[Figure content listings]
=====

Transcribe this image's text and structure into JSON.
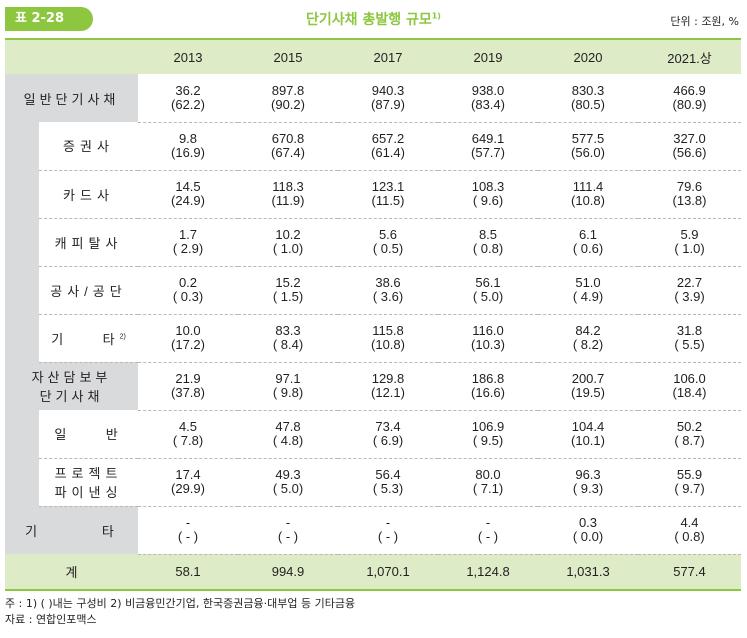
{
  "header": {
    "badge": "표 2-28",
    "title": "단기사채 총발행 규모",
    "title_note": "1)",
    "unit": "단위 : 조원, %"
  },
  "columns": [
    "2013",
    "2015",
    "2017",
    "2019",
    "2020",
    "2021.상"
  ],
  "rows": [
    {
      "label": "일반단기사채",
      "level": 0,
      "values": [
        "36.2",
        "897.8",
        "940.3",
        "938.0",
        "830.3",
        "466.9"
      ],
      "shares": [
        "(62.2)",
        "(90.2)",
        "(87.9)",
        "(83.4)",
        "(80.5)",
        "(80.9)"
      ]
    },
    {
      "label": "증권사",
      "level": 1,
      "values": [
        "9.8",
        "670.8",
        "657.2",
        "649.1",
        "577.5",
        "327.0"
      ],
      "shares": [
        "(16.9)",
        "(67.4)",
        "(61.4)",
        "(57.7)",
        "(56.0)",
        "(56.6)"
      ]
    },
    {
      "label": "카드사",
      "level": 1,
      "values": [
        "14.5",
        "118.3",
        "123.1",
        "108.3",
        "111.4",
        "79.6"
      ],
      "shares": [
        "(24.9)",
        "(11.9)",
        "(11.5)",
        "( 9.6)",
        "(10.8)",
        "(13.8)"
      ]
    },
    {
      "label": "캐피탈사",
      "level": 1,
      "values": [
        "1.7",
        "10.2",
        "5.6",
        "8.5",
        "6.1",
        "5.9"
      ],
      "shares": [
        "( 2.9)",
        "( 1.0)",
        "( 0.5)",
        "( 0.8)",
        "( 0.6)",
        "( 1.0)"
      ]
    },
    {
      "label": "공사/공단",
      "level": 1,
      "values": [
        "0.2",
        "15.2",
        "38.6",
        "56.1",
        "51.0",
        "22.7"
      ],
      "shares": [
        "( 0.3)",
        "( 1.5)",
        "( 3.6)",
        "( 5.0)",
        "( 4.9)",
        "( 3.9)"
      ]
    },
    {
      "label": "기    타",
      "label_note": "2)",
      "level": 1,
      "values": [
        "10.0",
        "83.3",
        "115.8",
        "116.0",
        "84.2",
        "31.8"
      ],
      "shares": [
        "(17.2)",
        "( 8.4)",
        "(10.8)",
        "(10.3)",
        "( 8.2)",
        "( 5.5)"
      ]
    },
    {
      "label": "자산담보부",
      "label2": "단기사채",
      "level": 0,
      "values": [
        "21.9",
        "97.1",
        "129.8",
        "186.8",
        "200.7",
        "106.0"
      ],
      "shares": [
        "(37.8)",
        "( 9.8)",
        "(12.1)",
        "(16.6)",
        "(19.5)",
        "(18.4)"
      ]
    },
    {
      "label": "일    반",
      "level": 1,
      "values": [
        "4.5",
        "47.8",
        "73.4",
        "106.9",
        "104.4",
        "50.2"
      ],
      "shares": [
        "( 7.8)",
        "( 4.8)",
        "( 6.9)",
        "( 9.5)",
        "(10.1)",
        "( 8.7)"
      ]
    },
    {
      "label": "프로젝트",
      "label2": "파이낸싱",
      "level": 1,
      "values": [
        "17.4",
        "49.3",
        "56.4",
        "80.0",
        "96.3",
        "55.9"
      ],
      "shares": [
        "(29.9)",
        "( 5.0)",
        "( 5.3)",
        "( 7.1)",
        "( 9.3)",
        "( 9.7)"
      ]
    },
    {
      "label": "기        타",
      "level": 0,
      "values": [
        "-",
        "-",
        "-",
        "-",
        "0.3",
        "4.4"
      ],
      "shares": [
        "( - )",
        "( - )",
        "( - )",
        "( - )",
        "( 0.0)",
        "( 0.8)"
      ]
    }
  ],
  "total": {
    "label": "계",
    "values": [
      "58.1",
      "994.9",
      "1,070.1",
      "1,124.8",
      "1,031.3",
      "577.4"
    ]
  },
  "notes": {
    "line1": "주 : 1) ( )내는 구성비    2) 비금융민간기업, 한국증권금융·대부업 등 기타금융",
    "line2": "자료 : 연합인포맥스"
  },
  "colors": {
    "accent": "#8dc63f",
    "header_bg": "#ddebc7",
    "label_bg": "#d9dadb"
  }
}
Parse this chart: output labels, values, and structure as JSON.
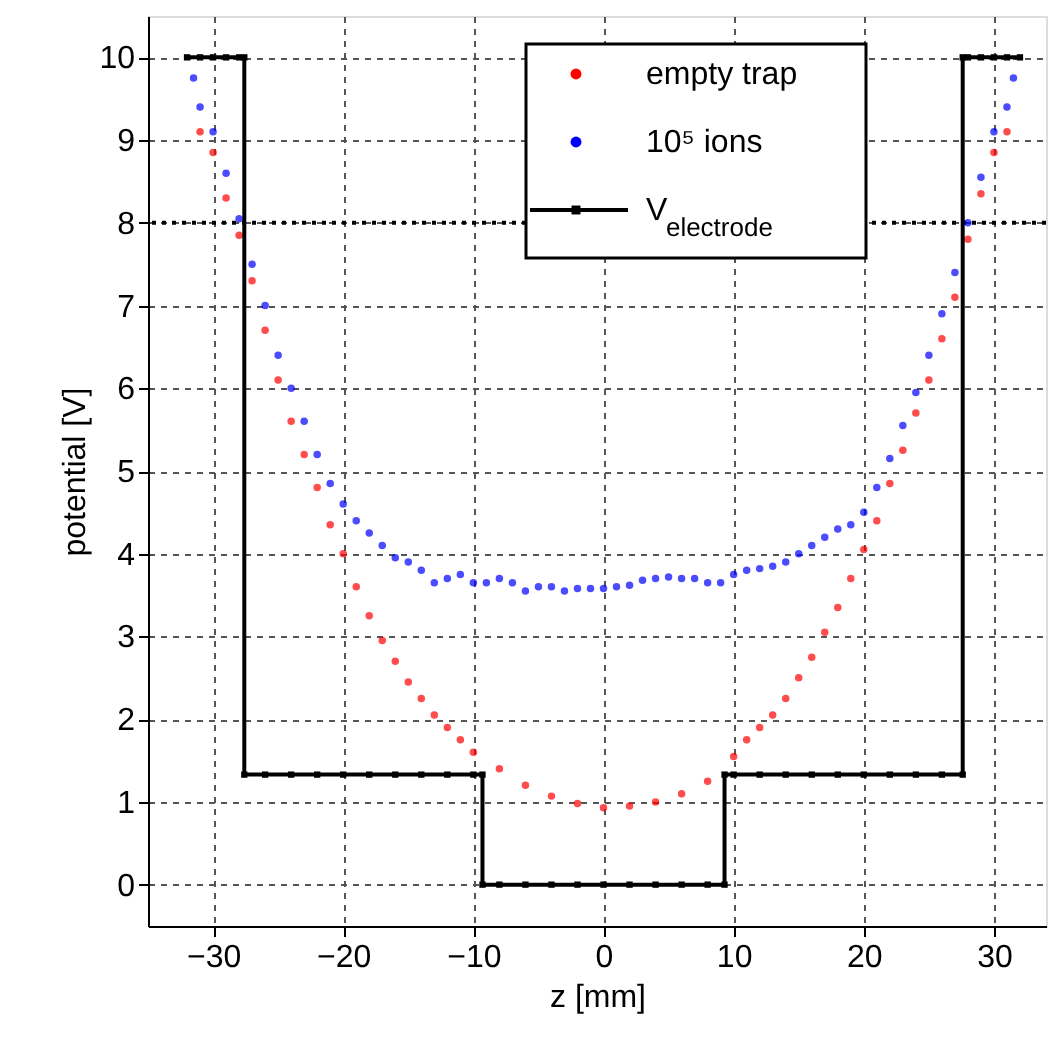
{
  "chart_data": {
    "type": "scatter",
    "xlabel": "z [mm]",
    "ylabel": "potential [V]",
    "xlim": [
      -35,
      34
    ],
    "ylim": [
      -0.5,
      10.5
    ],
    "xticks": [
      -30,
      -20,
      -10,
      0,
      10,
      20,
      30
    ],
    "yticks": [
      0,
      1,
      2,
      3,
      4,
      5,
      6,
      7,
      8,
      9,
      10
    ],
    "grid": true,
    "legend": "top right",
    "ref_lines": [
      {
        "axis": "y",
        "value": 8,
        "color": "#000000",
        "line_style": "dotted"
      }
    ],
    "series": [
      {
        "name": "empty trap",
        "color": "#ff0000",
        "marker": "circle",
        "x": [
          -31,
          -30,
          -29,
          -28,
          -27,
          -26,
          -25,
          -24,
          -23,
          -22,
          -21,
          -20,
          -19,
          -18,
          -17,
          -16,
          -15,
          -14,
          -13,
          -12,
          -11,
          -10,
          -8,
          -6,
          -4,
          -2,
          0,
          2,
          4,
          6,
          8,
          10,
          11,
          12,
          13,
          14,
          15,
          16,
          17,
          18,
          19,
          20,
          21,
          22,
          23,
          24,
          25,
          26,
          27,
          28,
          29,
          30,
          31
        ],
        "values": [
          9.1,
          8.85,
          8.3,
          7.85,
          7.3,
          6.7,
          6.1,
          5.6,
          5.2,
          4.8,
          4.35,
          4.0,
          3.6,
          3.25,
          2.95,
          2.7,
          2.45,
          2.25,
          2.05,
          1.9,
          1.75,
          1.6,
          1.4,
          1.2,
          1.07,
          0.98,
          0.93,
          0.95,
          1.0,
          1.1,
          1.25,
          1.55,
          1.75,
          1.9,
          2.05,
          2.25,
          2.5,
          2.75,
          3.05,
          3.35,
          3.7,
          4.05,
          4.4,
          4.85,
          5.25,
          5.7,
          6.1,
          6.6,
          7.1,
          7.8,
          8.35,
          8.85,
          9.1
        ]
      },
      {
        "name": "10⁵ ions",
        "color": "#0000ff",
        "marker": "circle",
        "x": [
          -31.5,
          -31,
          -30,
          -29,
          -28,
          -27,
          -26,
          -25,
          -24,
          -23,
          -22,
          -21,
          -20,
          -19,
          -18,
          -17,
          -16,
          -15,
          -14,
          -13,
          -12,
          -11,
          -10,
          -9,
          -8,
          -7,
          -6,
          -5,
          -4,
          -3,
          -2,
          -1,
          0,
          1,
          2,
          3,
          4,
          5,
          6,
          7,
          8,
          9,
          10,
          11,
          12,
          13,
          14,
          15,
          16,
          17,
          18,
          19,
          20,
          21,
          22,
          23,
          24,
          25,
          26,
          27,
          28,
          29,
          30,
          31,
          31.5
        ],
        "values": [
          9.75,
          9.4,
          9.1,
          8.6,
          8.05,
          7.5,
          7.0,
          6.4,
          6.0,
          5.6,
          5.2,
          4.85,
          4.6,
          4.4,
          4.25,
          4.1,
          3.95,
          3.9,
          3.8,
          3.65,
          3.7,
          3.75,
          3.65,
          3.65,
          3.7,
          3.65,
          3.55,
          3.6,
          3.6,
          3.55,
          3.58,
          3.58,
          3.58,
          3.6,
          3.62,
          3.68,
          3.7,
          3.72,
          3.7,
          3.7,
          3.65,
          3.65,
          3.75,
          3.8,
          3.82,
          3.85,
          3.9,
          4.0,
          4.1,
          4.2,
          4.3,
          4.35,
          4.5,
          4.8,
          5.15,
          5.55,
          5.95,
          6.4,
          6.9,
          7.4,
          8.0,
          8.55,
          9.1,
          9.4,
          9.75
        ]
      },
      {
        "name": "V$_{electrode}$",
        "type": "line",
        "color": "#000000",
        "marker": "square",
        "line_style": "solid",
        "x": [
          -32,
          -31,
          -30,
          -29,
          -28,
          -27.6,
          -27.6,
          -26,
          -24,
          -22,
          -20,
          -18,
          -16,
          -14,
          -12,
          -10,
          -9.3,
          -9.3,
          -8,
          -6,
          -4,
          -2,
          0,
          2,
          4,
          6,
          8,
          9.3,
          9.3,
          10,
          12,
          14,
          16,
          18,
          20,
          22,
          24,
          26,
          27.6,
          27.6,
          28,
          29,
          30,
          31,
          32
        ],
        "values": [
          10,
          10,
          10,
          10,
          10,
          10,
          1.33,
          1.33,
          1.33,
          1.33,
          1.33,
          1.33,
          1.33,
          1.33,
          1.33,
          1.33,
          1.33,
          0,
          0,
          0,
          0,
          0,
          0,
          0,
          0,
          0,
          0,
          0,
          1.33,
          1.33,
          1.33,
          1.33,
          1.33,
          1.33,
          1.33,
          1.33,
          1.33,
          1.33,
          1.33,
          10,
          10,
          10,
          10,
          10,
          10
        ]
      }
    ]
  }
}
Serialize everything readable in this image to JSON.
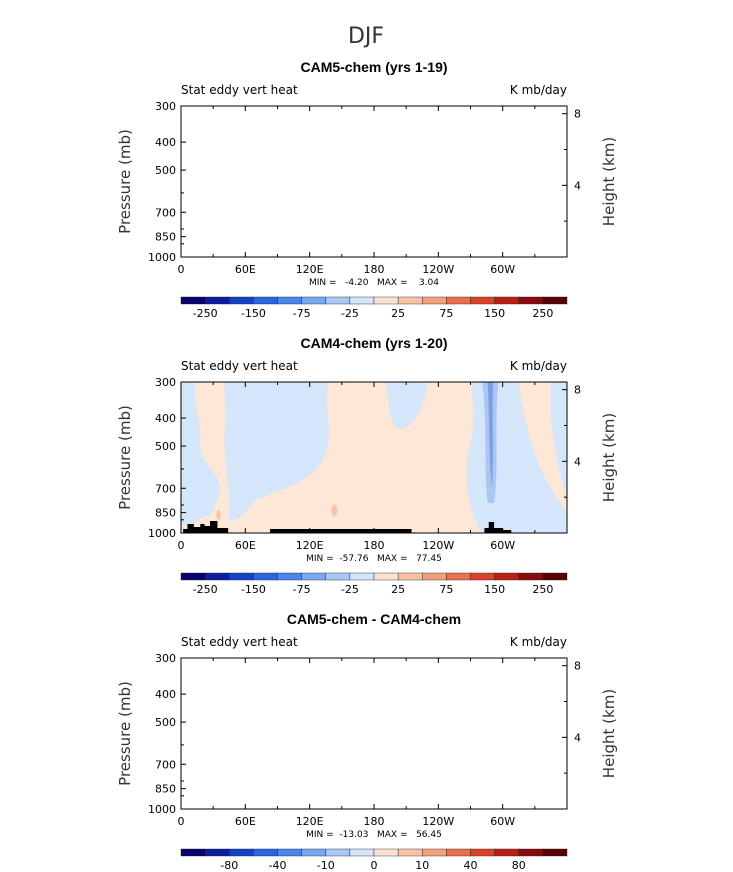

=====

» SET PROBLEM
Search the preceding listing for "this" and extract every line where it is found.

» RESULT
Transcribe this image's text and structure into JSON.
Parse this chart: output labels, values, and structure as JSON.
Serialize everything readable in this image to JSON.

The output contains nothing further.